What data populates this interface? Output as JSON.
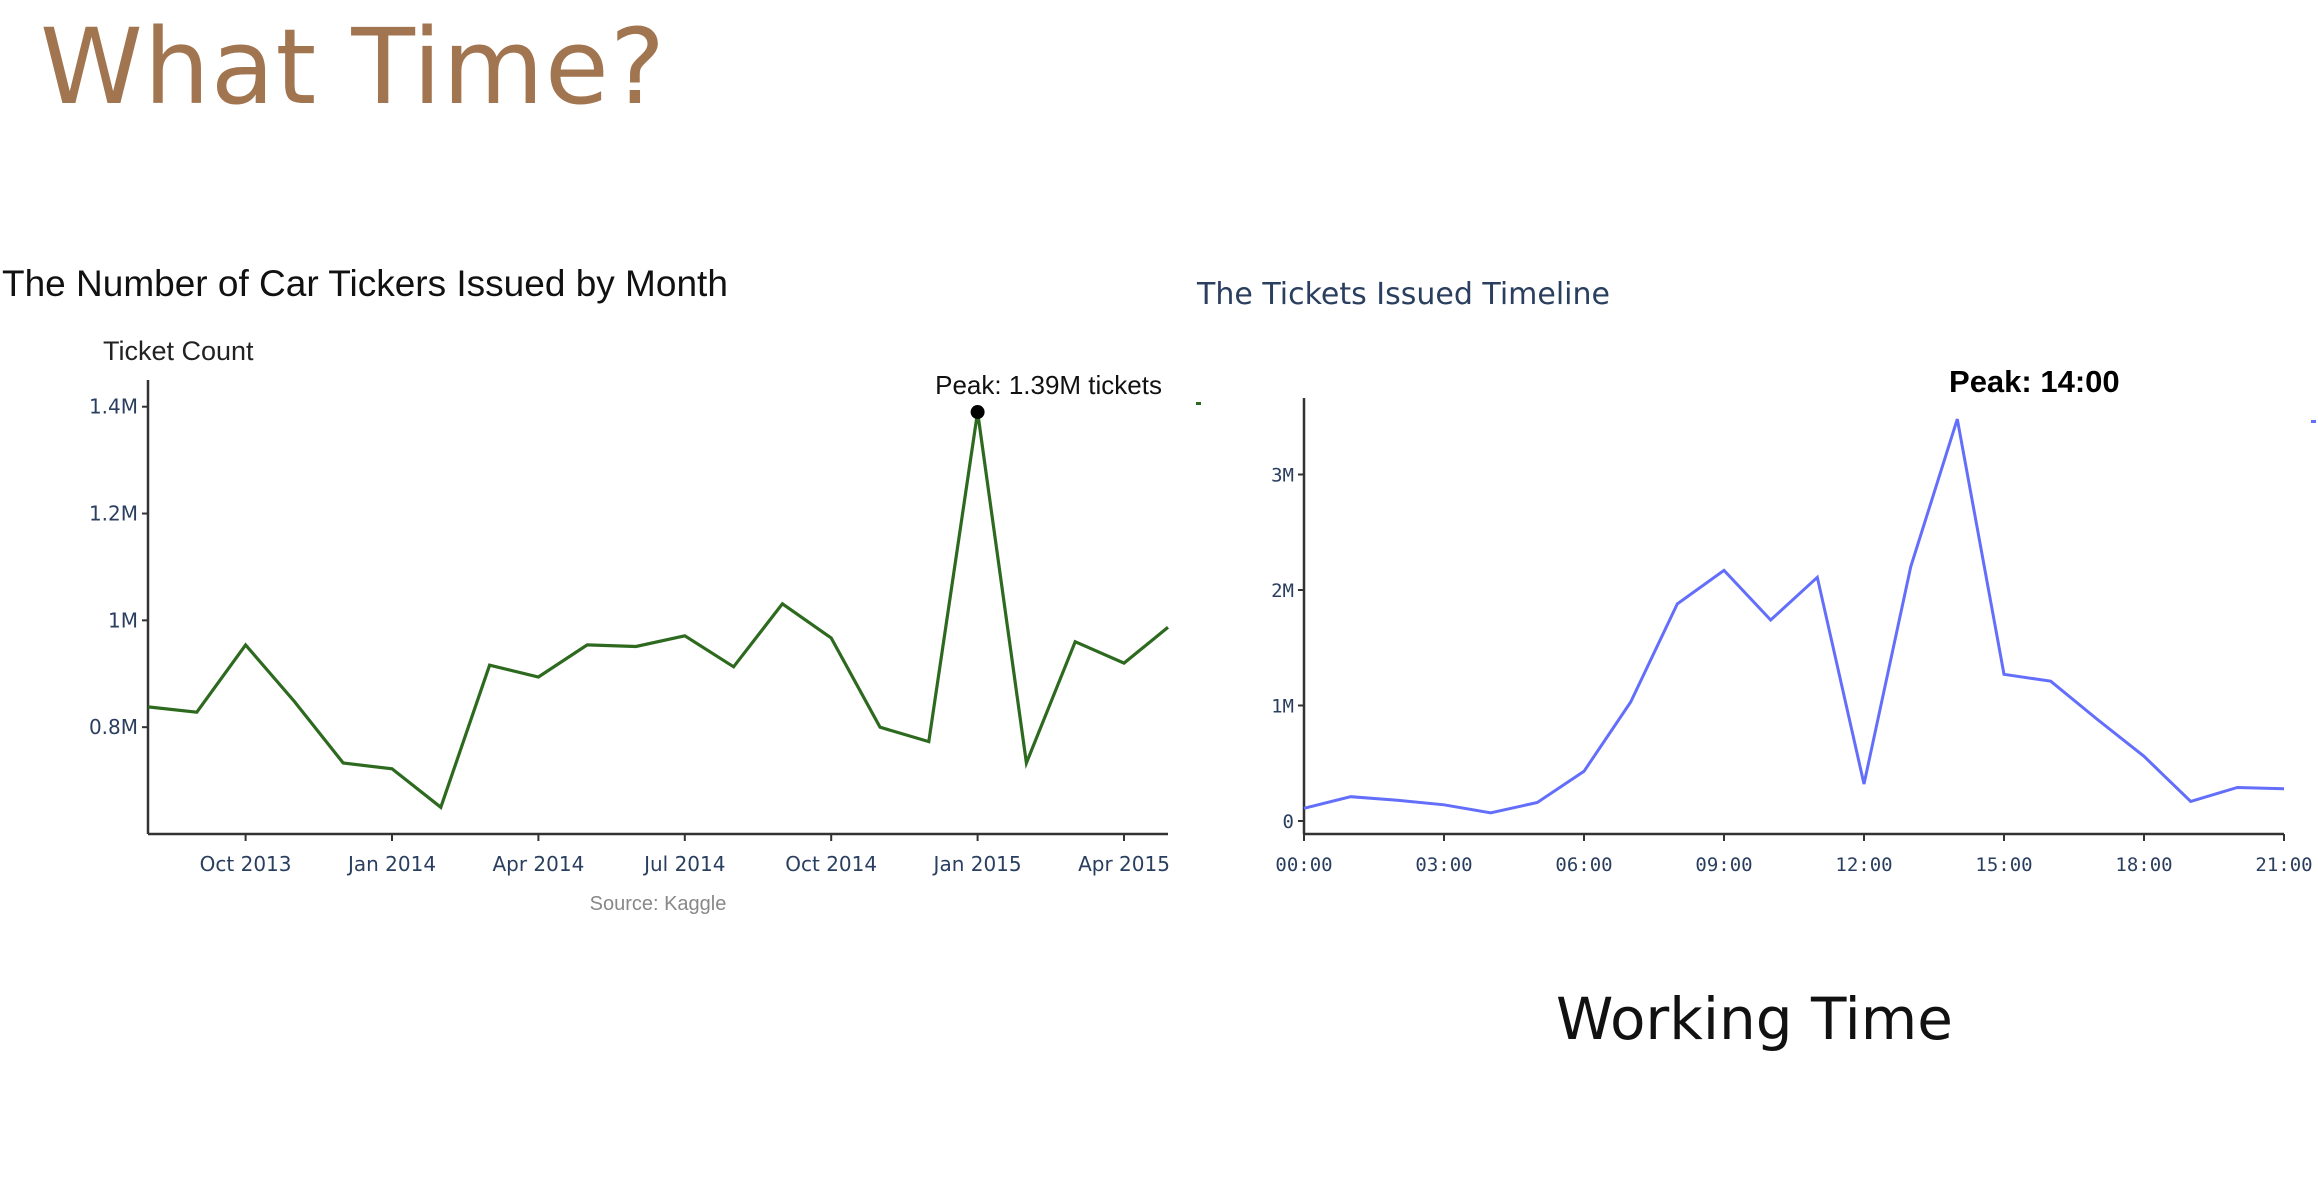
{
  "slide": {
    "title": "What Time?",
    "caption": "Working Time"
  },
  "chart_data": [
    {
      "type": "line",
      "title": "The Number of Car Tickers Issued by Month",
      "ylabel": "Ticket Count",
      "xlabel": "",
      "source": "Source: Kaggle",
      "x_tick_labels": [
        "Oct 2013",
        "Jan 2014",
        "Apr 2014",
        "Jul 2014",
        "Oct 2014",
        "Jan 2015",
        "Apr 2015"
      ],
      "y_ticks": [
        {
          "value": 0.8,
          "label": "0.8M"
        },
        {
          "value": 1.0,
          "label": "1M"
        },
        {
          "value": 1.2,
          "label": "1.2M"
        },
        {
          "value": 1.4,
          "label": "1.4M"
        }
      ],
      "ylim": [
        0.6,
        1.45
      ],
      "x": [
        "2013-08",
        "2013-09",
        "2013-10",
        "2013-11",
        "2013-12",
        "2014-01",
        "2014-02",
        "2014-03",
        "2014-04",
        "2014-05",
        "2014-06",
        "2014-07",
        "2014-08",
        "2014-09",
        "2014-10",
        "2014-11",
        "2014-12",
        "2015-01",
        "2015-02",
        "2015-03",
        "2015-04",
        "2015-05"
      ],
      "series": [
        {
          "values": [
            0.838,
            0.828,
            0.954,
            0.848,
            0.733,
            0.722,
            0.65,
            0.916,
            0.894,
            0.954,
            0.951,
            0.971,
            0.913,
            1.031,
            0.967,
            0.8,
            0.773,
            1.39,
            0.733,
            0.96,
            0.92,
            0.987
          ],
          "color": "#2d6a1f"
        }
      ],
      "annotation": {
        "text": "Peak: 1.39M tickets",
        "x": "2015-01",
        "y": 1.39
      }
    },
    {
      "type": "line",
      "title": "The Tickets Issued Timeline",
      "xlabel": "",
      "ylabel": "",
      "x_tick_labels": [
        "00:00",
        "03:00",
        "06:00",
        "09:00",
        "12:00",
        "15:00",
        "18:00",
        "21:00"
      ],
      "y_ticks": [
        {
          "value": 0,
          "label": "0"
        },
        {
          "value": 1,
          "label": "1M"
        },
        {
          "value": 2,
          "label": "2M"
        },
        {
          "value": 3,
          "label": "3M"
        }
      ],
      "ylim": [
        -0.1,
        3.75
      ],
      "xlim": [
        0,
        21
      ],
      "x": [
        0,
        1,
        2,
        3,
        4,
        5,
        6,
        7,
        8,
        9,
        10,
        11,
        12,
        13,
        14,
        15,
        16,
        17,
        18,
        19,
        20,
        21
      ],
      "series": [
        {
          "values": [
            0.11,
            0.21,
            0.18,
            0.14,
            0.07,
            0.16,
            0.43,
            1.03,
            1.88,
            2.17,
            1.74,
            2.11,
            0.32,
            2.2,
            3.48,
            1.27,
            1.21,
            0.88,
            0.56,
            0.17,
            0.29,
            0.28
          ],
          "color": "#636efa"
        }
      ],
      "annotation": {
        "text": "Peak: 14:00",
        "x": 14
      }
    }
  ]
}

» Job: Check each line above for the string "Issued", then copy the ones that have it.

» Response:
      "title": "The Number of Car Tickers Issued by Month",
      "title": "The Tickets Issued Timeline",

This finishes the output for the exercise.